Records:
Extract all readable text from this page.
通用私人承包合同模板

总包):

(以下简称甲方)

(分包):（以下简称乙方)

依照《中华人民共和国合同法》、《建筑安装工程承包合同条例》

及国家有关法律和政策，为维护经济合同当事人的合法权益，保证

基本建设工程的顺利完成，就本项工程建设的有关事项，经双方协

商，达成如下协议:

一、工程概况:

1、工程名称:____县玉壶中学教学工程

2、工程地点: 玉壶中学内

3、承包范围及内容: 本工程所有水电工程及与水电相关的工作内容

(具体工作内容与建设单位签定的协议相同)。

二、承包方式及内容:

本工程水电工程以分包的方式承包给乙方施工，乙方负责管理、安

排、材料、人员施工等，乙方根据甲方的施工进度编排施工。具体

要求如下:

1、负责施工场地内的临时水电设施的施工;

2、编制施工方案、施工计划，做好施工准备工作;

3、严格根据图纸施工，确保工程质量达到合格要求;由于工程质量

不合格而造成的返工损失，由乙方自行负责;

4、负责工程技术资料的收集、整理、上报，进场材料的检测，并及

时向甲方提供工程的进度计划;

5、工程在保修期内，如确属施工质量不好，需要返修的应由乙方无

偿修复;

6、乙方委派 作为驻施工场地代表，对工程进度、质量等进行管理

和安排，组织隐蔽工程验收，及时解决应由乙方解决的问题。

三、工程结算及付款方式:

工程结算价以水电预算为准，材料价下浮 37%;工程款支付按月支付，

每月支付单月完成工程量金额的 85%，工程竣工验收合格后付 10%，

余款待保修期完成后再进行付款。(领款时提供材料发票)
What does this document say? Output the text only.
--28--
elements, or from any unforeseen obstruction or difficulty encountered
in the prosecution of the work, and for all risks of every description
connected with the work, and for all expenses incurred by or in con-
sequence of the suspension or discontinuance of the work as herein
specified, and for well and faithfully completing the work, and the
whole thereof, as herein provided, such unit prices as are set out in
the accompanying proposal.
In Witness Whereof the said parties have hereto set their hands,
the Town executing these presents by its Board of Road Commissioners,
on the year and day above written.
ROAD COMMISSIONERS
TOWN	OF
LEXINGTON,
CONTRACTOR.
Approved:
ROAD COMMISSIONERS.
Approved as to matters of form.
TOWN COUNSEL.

PROBLEM
Write out the listing once more, matching it exactly.

FULL SOLUTION
Extract all readable text from this page.
通用私人承包合同模板

总包):

(以下简称甲方)

(分包):（以下简称乙方)

依照《中华人民共和国合同法》、《建筑安装工程承包合同条例》

及国家有关法律和政策，为维护经济合同当事人的合法权益，保证

基本建设工程的顺利完成，就本项工程建设的有关事项，经双方协

商，达成如下协议:

一、工程概况:

1、工程名称:____县玉壶中学教学工程

2、工程地点: 玉壶中学内

3、承包范围及内容: 本工程所有水电工程及与水电相关的工作内容

(具体工作内容与建设单位签定的协议相同)。

二、承包方式及内容:

本工程水电工程以分包的方式承包给乙方施工，乙方负责管理、安

排、材料、人员施工等，乙方根据甲方的施工进度编排施工。具体

要求如下:

1、负责施工场地内的临时水电设施的施工;

2、编制施工方案、施工计划，做好施工准备工作;

3、严格根据图纸施工，确保工程质量达到合格要求;由于工程质量

不合格而造成的返工损失，由乙方自行负责;

4、负责工程技术资料的收集、整理、上报，进场材料的检测，并及

时向甲方提供工程的进度计划;

5、工程在保修期内，如确属施工质量不好，需要返修的应由乙方无

偿修复;

6、乙方委派 作为驻施工场地代表，对工程进度、质量等进行管理

和安排，组织隐蔽工程验收，及时解决应由乙方解决的问题。

三、工程结算及付款方式:

工程结算价以水电预算为准，材料价下浮 37%;工程款支付按月支付，

每月支付单月完成工程量金额的 85%，工程竣工验收合格后付 10%，

余款待保修期完成后再进行付款。(领款时提供材料发票)
What does this document say? Output the text only.
--28--
elements, or from any unforeseen obstruction or difficulty encountered
in the prosecution of the work, and for all risks of every description
connected with the work, and for all expenses incurred by or in con-
sequence of the suspension or discontinuance of the work as herein
specified, and for well and faithfully completing the work, and the
whole thereof, as herein provided, such unit prices as are set out in
the accompanying proposal.
In Witness Whereof the said parties have hereto set their hands,
the Town executing these presents by its Board of Road Commissioners,
on the year and day above written.
ROAD COMMISSIONERS
TOWN	OF
LEXINGTON,
CONTRACTOR.
Approved:
ROAD COMMISSIONERS.
Approved as to matters of form.
TOWN COUNSEL.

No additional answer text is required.